(Saved data entries)
* * * * * * * * *

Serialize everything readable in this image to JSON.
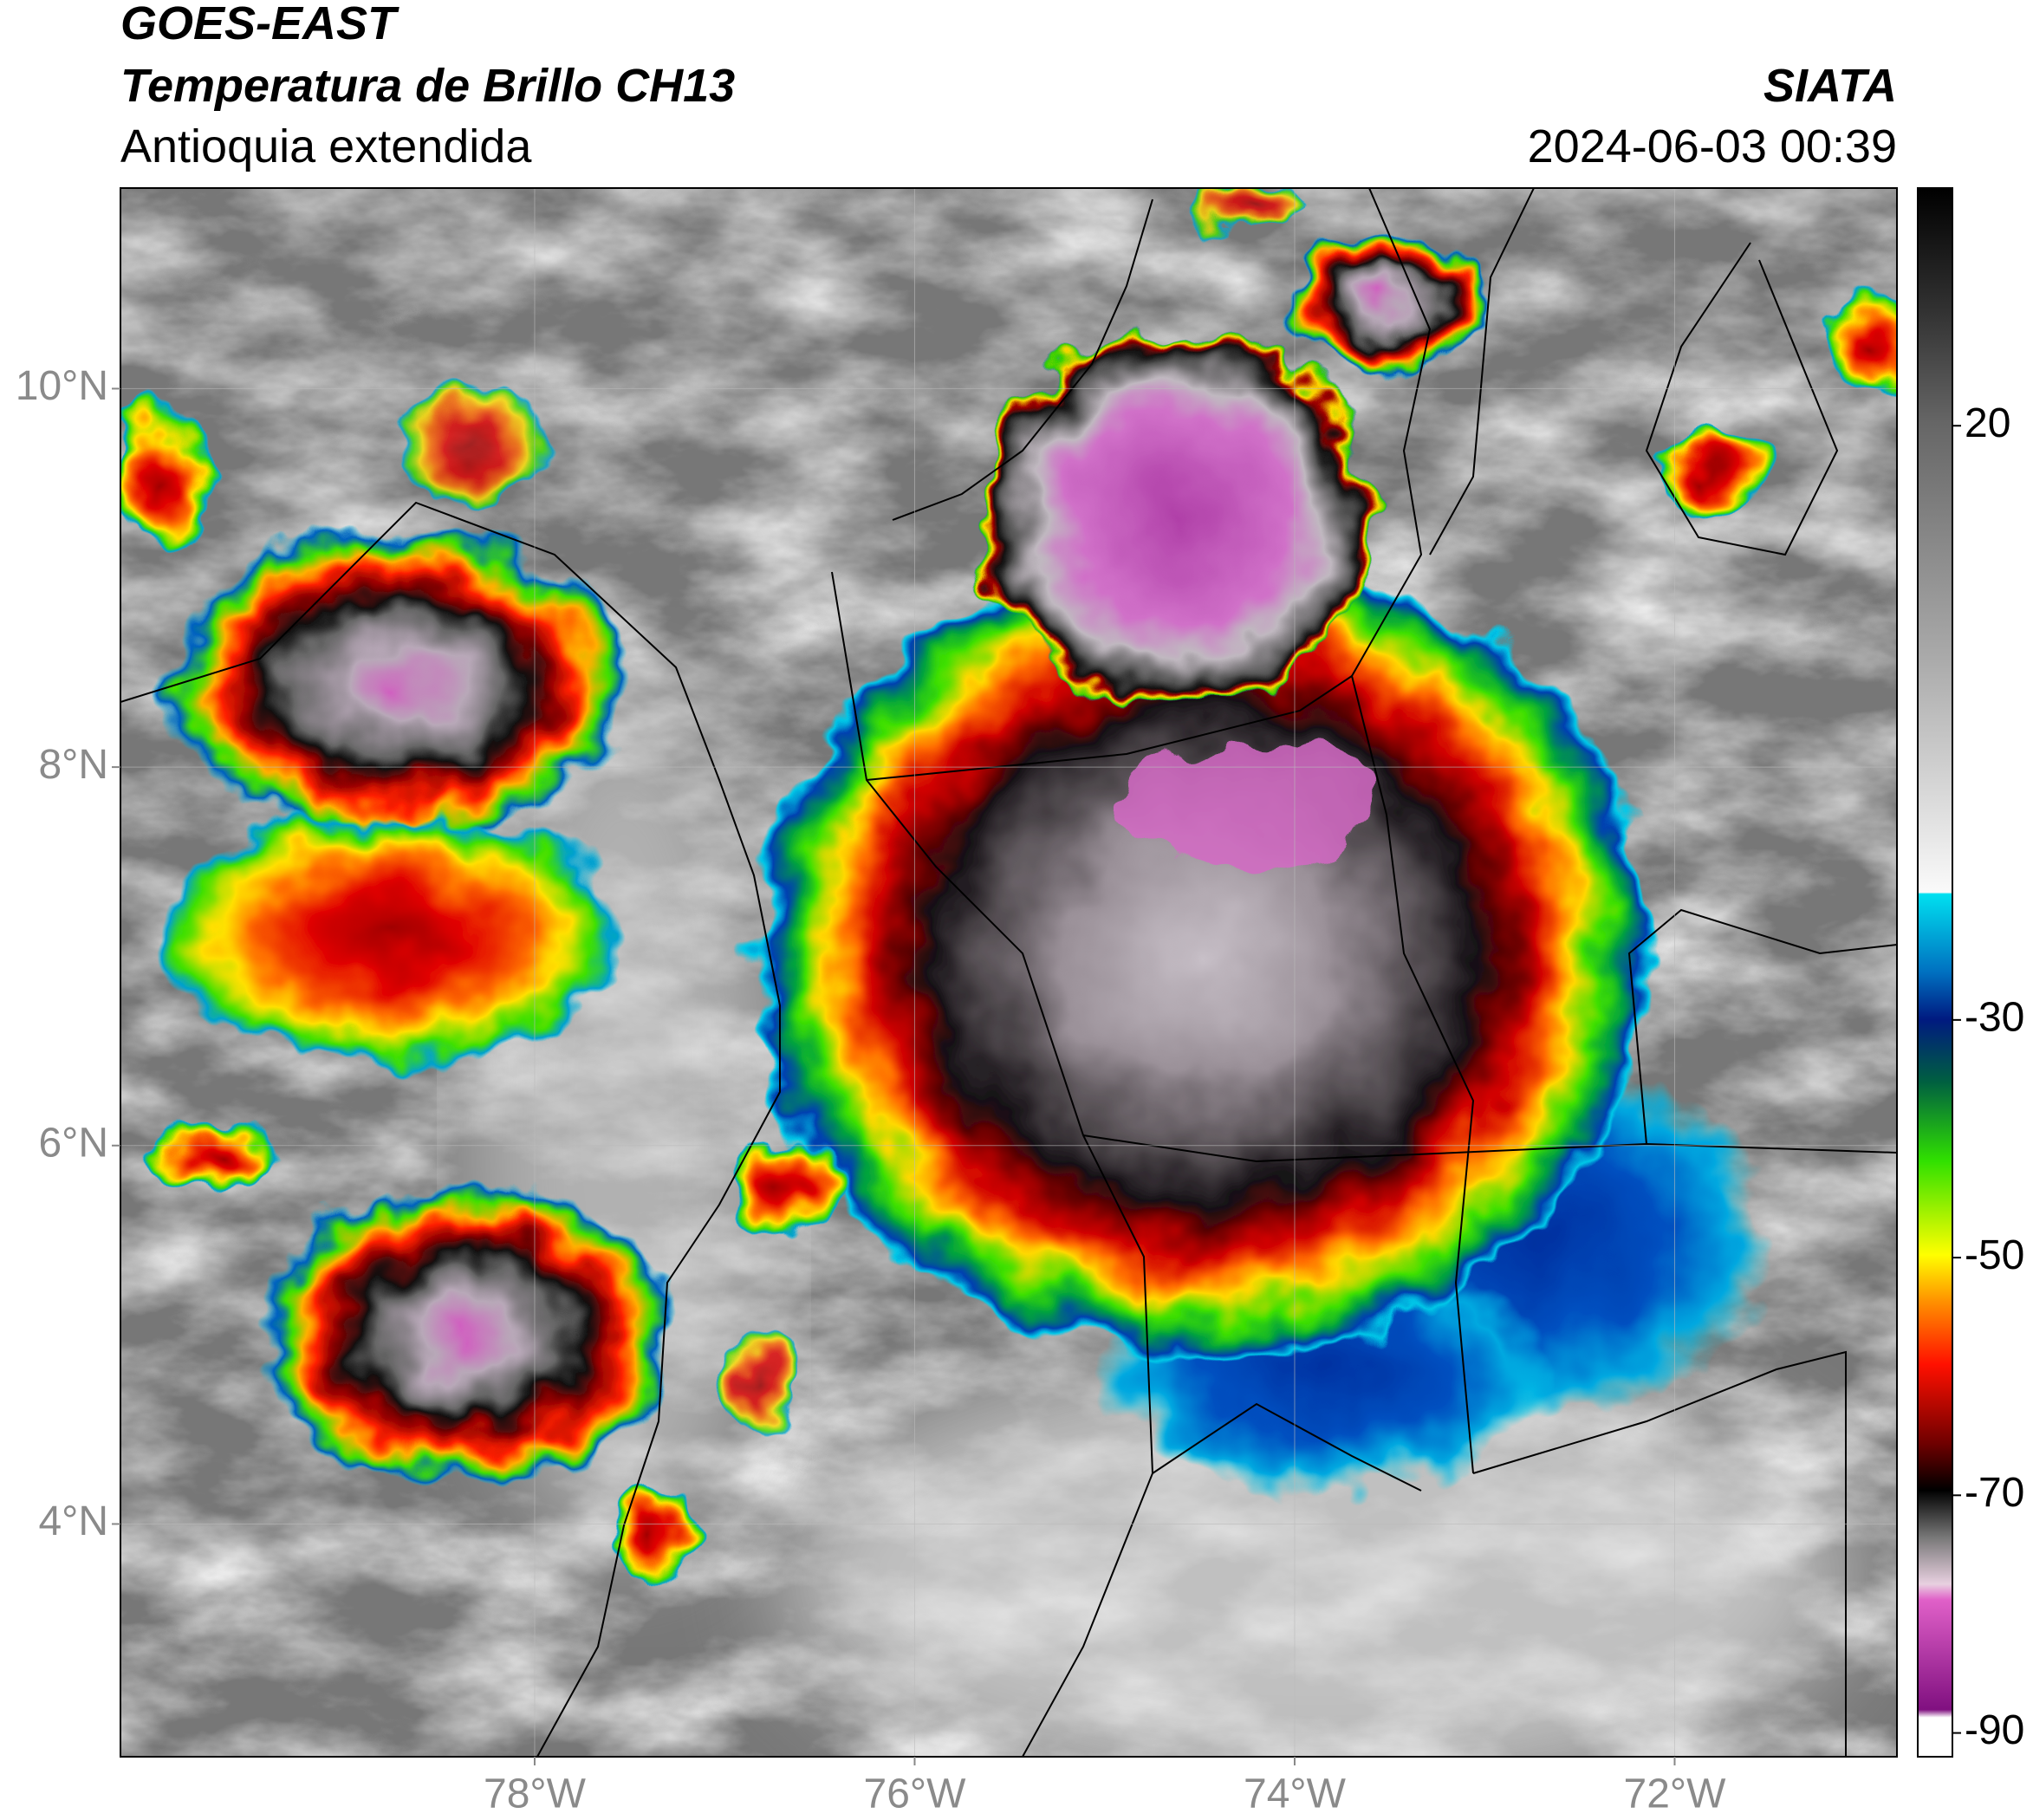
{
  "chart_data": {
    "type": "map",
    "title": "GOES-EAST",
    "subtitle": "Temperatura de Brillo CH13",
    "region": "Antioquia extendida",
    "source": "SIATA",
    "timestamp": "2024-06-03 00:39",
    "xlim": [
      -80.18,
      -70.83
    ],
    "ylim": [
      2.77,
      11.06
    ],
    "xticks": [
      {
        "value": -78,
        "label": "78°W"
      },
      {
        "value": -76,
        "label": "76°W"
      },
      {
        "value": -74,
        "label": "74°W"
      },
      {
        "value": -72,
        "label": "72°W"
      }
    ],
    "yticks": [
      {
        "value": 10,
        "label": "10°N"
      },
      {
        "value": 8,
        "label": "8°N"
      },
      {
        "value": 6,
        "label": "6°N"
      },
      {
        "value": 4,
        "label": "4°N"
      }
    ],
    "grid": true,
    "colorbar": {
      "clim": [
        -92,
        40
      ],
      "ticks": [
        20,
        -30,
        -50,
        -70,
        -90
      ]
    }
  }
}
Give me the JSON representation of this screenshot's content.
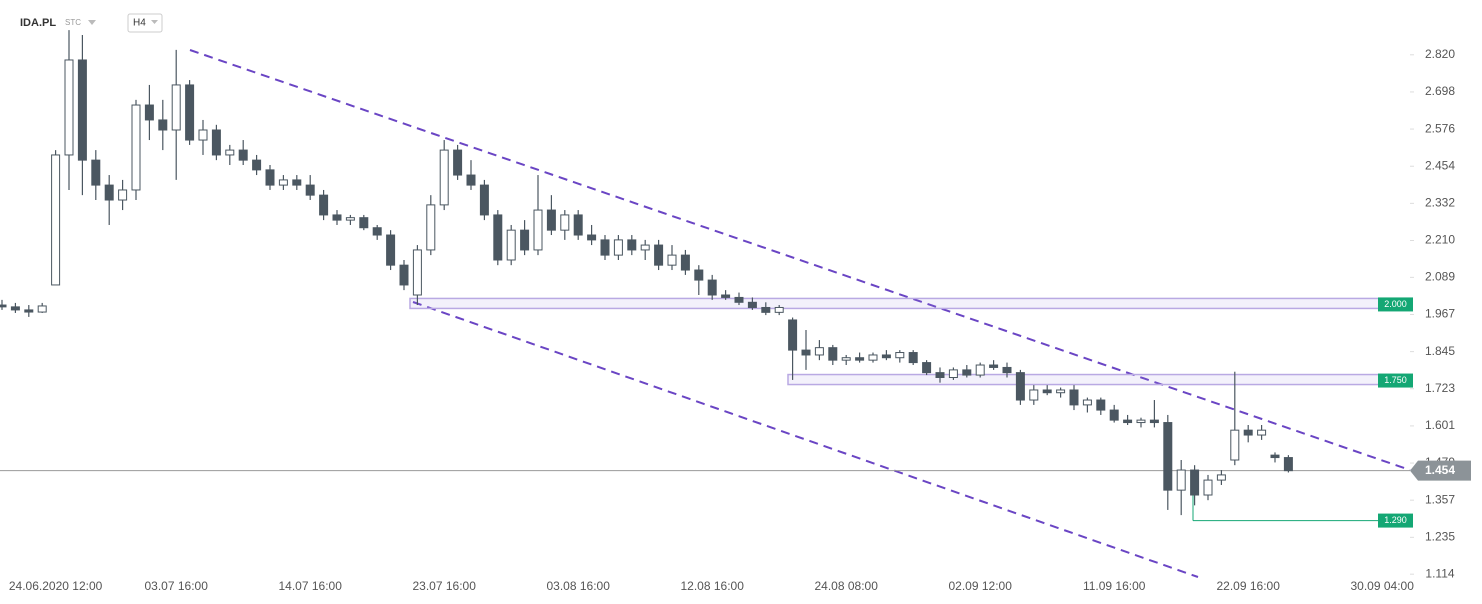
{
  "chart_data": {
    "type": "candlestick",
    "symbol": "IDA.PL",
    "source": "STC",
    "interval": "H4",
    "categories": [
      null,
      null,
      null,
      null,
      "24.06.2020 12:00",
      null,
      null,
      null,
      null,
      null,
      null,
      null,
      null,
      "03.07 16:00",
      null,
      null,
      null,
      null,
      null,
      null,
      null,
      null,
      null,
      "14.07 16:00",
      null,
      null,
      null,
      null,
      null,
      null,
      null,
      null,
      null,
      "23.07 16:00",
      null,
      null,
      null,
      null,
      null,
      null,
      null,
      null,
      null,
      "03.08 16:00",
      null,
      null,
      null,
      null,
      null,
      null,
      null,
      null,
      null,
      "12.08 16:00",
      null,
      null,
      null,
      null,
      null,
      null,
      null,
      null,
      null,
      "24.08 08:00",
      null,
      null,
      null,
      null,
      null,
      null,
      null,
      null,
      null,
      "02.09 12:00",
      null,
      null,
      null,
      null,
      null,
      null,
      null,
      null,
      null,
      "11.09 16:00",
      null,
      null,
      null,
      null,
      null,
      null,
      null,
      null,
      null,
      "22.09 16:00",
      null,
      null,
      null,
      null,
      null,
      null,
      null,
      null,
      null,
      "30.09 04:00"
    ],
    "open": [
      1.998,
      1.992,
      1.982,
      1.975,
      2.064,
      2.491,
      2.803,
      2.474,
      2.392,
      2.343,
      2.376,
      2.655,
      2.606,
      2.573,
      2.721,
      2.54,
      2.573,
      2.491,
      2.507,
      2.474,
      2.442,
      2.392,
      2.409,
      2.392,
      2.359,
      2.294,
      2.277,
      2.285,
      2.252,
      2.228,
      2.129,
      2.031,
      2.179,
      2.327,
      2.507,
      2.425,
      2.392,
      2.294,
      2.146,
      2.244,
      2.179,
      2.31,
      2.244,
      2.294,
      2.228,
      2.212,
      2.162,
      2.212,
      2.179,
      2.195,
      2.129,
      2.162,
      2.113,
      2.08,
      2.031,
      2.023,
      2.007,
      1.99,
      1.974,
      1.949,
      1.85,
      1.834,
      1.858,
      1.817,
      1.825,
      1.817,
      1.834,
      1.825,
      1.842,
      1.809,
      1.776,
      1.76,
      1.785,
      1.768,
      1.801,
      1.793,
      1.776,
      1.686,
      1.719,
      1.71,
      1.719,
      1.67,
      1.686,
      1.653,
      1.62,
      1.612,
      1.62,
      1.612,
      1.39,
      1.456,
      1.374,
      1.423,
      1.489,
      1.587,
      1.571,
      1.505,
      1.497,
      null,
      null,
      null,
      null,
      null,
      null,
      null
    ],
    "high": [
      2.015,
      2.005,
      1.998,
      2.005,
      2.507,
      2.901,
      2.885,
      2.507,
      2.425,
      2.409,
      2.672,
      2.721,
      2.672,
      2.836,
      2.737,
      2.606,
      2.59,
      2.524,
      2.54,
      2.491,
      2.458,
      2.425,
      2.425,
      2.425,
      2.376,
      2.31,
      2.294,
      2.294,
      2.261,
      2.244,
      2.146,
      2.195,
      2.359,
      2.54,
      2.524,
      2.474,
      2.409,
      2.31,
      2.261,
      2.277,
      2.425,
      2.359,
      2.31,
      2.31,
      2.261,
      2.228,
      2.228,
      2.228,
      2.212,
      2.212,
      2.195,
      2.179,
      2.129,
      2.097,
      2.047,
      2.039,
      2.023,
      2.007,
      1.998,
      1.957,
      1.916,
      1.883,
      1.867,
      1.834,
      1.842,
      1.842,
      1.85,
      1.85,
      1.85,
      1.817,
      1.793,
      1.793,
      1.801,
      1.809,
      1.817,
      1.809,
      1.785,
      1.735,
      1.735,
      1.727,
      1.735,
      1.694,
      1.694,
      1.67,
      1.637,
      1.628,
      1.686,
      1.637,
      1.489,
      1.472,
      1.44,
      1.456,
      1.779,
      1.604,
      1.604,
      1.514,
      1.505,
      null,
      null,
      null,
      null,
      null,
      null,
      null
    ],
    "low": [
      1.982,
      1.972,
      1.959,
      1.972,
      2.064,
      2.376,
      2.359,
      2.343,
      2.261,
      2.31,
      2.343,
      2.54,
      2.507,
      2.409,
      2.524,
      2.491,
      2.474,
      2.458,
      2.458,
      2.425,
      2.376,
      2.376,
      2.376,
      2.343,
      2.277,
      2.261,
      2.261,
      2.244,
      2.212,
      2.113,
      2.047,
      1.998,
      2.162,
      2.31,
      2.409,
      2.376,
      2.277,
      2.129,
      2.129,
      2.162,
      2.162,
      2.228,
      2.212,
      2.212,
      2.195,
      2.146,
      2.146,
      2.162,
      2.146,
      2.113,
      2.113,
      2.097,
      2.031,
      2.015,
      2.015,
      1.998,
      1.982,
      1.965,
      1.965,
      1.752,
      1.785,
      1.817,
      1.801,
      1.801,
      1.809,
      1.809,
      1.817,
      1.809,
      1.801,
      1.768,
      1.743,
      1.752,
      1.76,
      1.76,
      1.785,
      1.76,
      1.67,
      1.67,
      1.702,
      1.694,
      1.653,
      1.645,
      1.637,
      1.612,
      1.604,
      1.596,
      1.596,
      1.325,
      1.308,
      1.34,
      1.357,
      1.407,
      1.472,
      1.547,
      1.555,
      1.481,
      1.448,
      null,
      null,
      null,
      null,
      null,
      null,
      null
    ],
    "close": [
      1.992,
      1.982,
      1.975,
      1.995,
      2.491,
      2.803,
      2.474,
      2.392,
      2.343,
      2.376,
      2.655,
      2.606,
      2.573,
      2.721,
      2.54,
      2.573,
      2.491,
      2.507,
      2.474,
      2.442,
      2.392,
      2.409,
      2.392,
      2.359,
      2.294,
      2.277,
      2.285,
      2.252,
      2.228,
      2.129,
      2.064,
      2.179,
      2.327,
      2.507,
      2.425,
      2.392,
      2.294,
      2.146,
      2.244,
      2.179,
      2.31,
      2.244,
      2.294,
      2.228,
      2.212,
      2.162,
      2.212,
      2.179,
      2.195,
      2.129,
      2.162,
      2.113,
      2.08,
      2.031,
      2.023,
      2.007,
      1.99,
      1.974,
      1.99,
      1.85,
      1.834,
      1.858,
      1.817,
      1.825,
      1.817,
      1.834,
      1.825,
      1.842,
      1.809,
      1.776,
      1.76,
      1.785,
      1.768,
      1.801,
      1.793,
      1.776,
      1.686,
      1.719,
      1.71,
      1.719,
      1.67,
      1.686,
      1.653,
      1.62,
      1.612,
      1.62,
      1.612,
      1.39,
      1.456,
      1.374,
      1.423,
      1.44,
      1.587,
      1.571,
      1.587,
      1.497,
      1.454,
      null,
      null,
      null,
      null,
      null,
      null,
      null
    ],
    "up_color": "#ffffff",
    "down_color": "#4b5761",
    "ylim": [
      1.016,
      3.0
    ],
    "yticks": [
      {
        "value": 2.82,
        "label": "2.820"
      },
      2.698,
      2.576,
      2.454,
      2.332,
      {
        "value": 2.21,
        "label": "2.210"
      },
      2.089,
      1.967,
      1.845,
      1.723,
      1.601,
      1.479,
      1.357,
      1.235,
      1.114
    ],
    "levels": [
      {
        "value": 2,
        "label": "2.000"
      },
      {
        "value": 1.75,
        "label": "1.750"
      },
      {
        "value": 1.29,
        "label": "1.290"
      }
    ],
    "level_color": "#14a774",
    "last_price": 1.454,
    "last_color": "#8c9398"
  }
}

* * * * * * * * *

Search the material above for "this". Pull out each line where it shows up.

> _Exercise output_
Serialize everything readable in this image to JSON.
Give me the JSON representation of this screenshot's content.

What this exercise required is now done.